Task statement:
Do not carry the pictures over; copy every other part of the entries exactly.
— BEGIN Data listing —
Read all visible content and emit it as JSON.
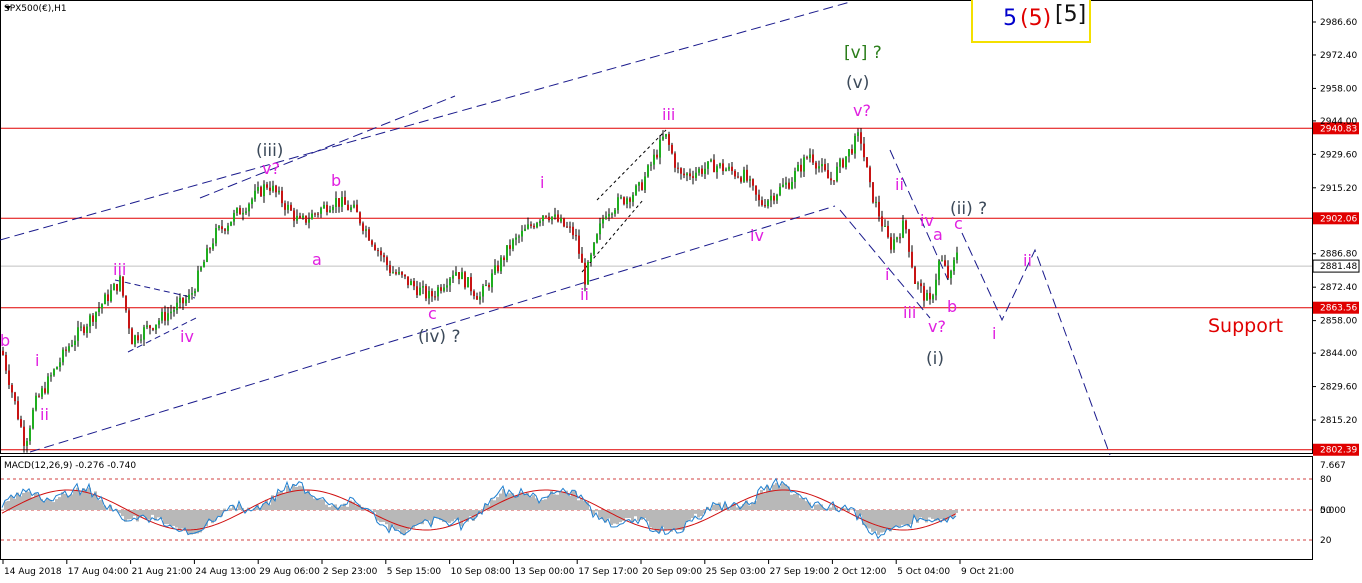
{
  "header": {
    "symbol_label": "SPX500(€),H1",
    "wave_box": {
      "n1": "5",
      "n2": "(5)",
      "n3": "[5]"
    }
  },
  "price_axis": {
    "ticks": [
      {
        "label": "2986.60",
        "value": 2986.6
      },
      {
        "label": "2972.40",
        "value": 2972.4
      },
      {
        "label": "2958.00",
        "value": 2958.0
      },
      {
        "label": "2944.00",
        "value": 2944.0
      },
      {
        "label": "2929.60",
        "value": 2929.6
      },
      {
        "label": "2915.20",
        "value": 2915.2
      },
      {
        "label": "2886.80",
        "value": 2886.8
      },
      {
        "label": "2872.40",
        "value": 2872.4
      },
      {
        "label": "2858.00",
        "value": 2858.0
      },
      {
        "label": "2844.00",
        "value": 2844.0
      },
      {
        "label": "2829.60",
        "value": 2829.6
      },
      {
        "label": "2815.20",
        "value": 2815.2
      }
    ],
    "levels": [
      {
        "label": "2940.83",
        "value": 2940.83,
        "color": "#e00000"
      },
      {
        "label": "2902.06",
        "value": 2902.06,
        "color": "#e00000"
      },
      {
        "label": "2881.48",
        "value": 2881.48,
        "color": "#ffffff"
      },
      {
        "label": "2863.56",
        "value": 2863.56,
        "color": "#e00000"
      },
      {
        "label": "2802.39",
        "value": 2802.39,
        "color": "#e00000"
      }
    ]
  },
  "time_axis": {
    "labels": [
      "14 Aug 2018",
      "17 Aug 04:00",
      "21 Aug 21:00",
      "24 Aug 13:00",
      "29 Aug 06:00",
      "2 Sep 23:00",
      "5 Sep 15:00",
      "10 Sep 08:00",
      "13 Sep 00:00",
      "17 Sep 17:00",
      "20 Sep 09:00",
      "25 Sep 03:00",
      "27 Sep 19:00",
      "2 Oct 12:00",
      "5 Oct 04:00",
      "9 Oct 21:00"
    ]
  },
  "macd": {
    "label": "MACD(12,26,9) -0.276 -0.740",
    "ticks": [
      {
        "label": "7.667",
        "value": 7.667
      },
      {
        "label": "80",
        "value": 80
      },
      {
        "label": "50",
        "value": 50
      },
      {
        "label": "0.000",
        "value": 0
      },
      {
        "label": "20",
        "value": 20
      }
    ]
  },
  "annotations": {
    "support": "Support",
    "waves_magenta": [
      "b",
      "i",
      "ii",
      "iii",
      "iv",
      "v?",
      "b",
      "a",
      "c",
      "iv",
      "ii",
      "iii",
      "i",
      "ii",
      "iv",
      "i",
      "ii",
      "iii",
      "iv",
      "v?",
      "ii",
      "a",
      "c",
      "b",
      "i",
      "ii"
    ],
    "waves_gray": [
      "(iii)",
      "(iv) ?",
      "(v)",
      "(i)",
      "(ii) ?"
    ],
    "wave_green": "[v] ?",
    "v_top": "v?"
  },
  "colors": {
    "level_line": "#e00000",
    "channel": "#1a1a8c",
    "magenta": "#e020e0",
    "bull": "#1fae1f",
    "bear": "#c81414",
    "macd_fill": "#b8b8b8",
    "signal": "#d01010",
    "osc": "#1e7fd0"
  }
}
— END Data listing —
Final result:
Read all visible content and emit it as JSON.
{
  "header": {
    "symbol_label": "SPX500(€),H1",
    "wave_box": {
      "n1": "5",
      "n2": "(5)",
      "n3": "[5]"
    }
  },
  "price_axis": {
    "ticks": [
      {
        "label": "2986.60",
        "value": 2986.6
      },
      {
        "label": "2972.40",
        "value": 2972.4
      },
      {
        "label": "2958.00",
        "value": 2958.0
      },
      {
        "label": "2944.00",
        "value": 2944.0
      },
      {
        "label": "2929.60",
        "value": 2929.6
      },
      {
        "label": "2915.20",
        "value": 2915.2
      },
      {
        "label": "2886.80",
        "value": 2886.8
      },
      {
        "label": "2872.40",
        "value": 2872.4
      },
      {
        "label": "2858.00",
        "value": 2858.0
      },
      {
        "label": "2844.00",
        "value": 2844.0
      },
      {
        "label": "2829.60",
        "value": 2829.6
      },
      {
        "label": "2815.20",
        "value": 2815.2
      }
    ],
    "levels": [
      {
        "label": "2940.83",
        "value": 2940.83,
        "color": "#e00000"
      },
      {
        "label": "2902.06",
        "value": 2902.06,
        "color": "#e00000"
      },
      {
        "label": "2881.48",
        "value": 2881.48,
        "color": "#ffffff"
      },
      {
        "label": "2863.56",
        "value": 2863.56,
        "color": "#e00000"
      },
      {
        "label": "2802.39",
        "value": 2802.39,
        "color": "#e00000"
      }
    ]
  },
  "time_axis": {
    "labels": [
      "14 Aug 2018",
      "17 Aug 04:00",
      "21 Aug 21:00",
      "24 Aug 13:00",
      "29 Aug 06:00",
      "2 Sep 23:00",
      "5 Sep 15:00",
      "10 Sep 08:00",
      "13 Sep 00:00",
      "17 Sep 17:00",
      "20 Sep 09:00",
      "25 Sep 03:00",
      "27 Sep 19:00",
      "2 Oct 12:00",
      "5 Oct 04:00",
      "9 Oct 21:00"
    ]
  },
  "macd": {
    "label": "MACD(12,26,9) -0.276 -0.740",
    "ticks": [
      {
        "label": "7.667",
        "value": 7.667
      },
      {
        "label": "80",
        "value": 80
      },
      {
        "label": "50",
        "value": 50
      },
      {
        "label": "0.000",
        "value": 0
      },
      {
        "label": "20",
        "value": 20
      }
    ]
  },
  "annotations": {
    "support": "Support",
    "waves_magenta": [
      "b",
      "i",
      "ii",
      "iii",
      "iv",
      "v?",
      "b",
      "a",
      "c",
      "iv",
      "ii",
      "iii",
      "i",
      "ii",
      "iv",
      "i",
      "ii",
      "iii",
      "iv",
      "v?",
      "ii",
      "a",
      "c",
      "b",
      "i",
      "ii"
    ],
    "waves_gray": [
      "(iii)",
      "(iv) ?",
      "(v)",
      "(i)",
      "(ii) ?"
    ],
    "wave_green": "[v] ?",
    "v_top": "v?"
  },
  "colors": {
    "level_line": "#e00000",
    "channel": "#1a1a8c",
    "magenta": "#e020e0",
    "bull": "#1fae1f",
    "bear": "#c81414",
    "macd_fill": "#b8b8b8",
    "signal": "#d01010",
    "osc": "#1e7fd0"
  }
}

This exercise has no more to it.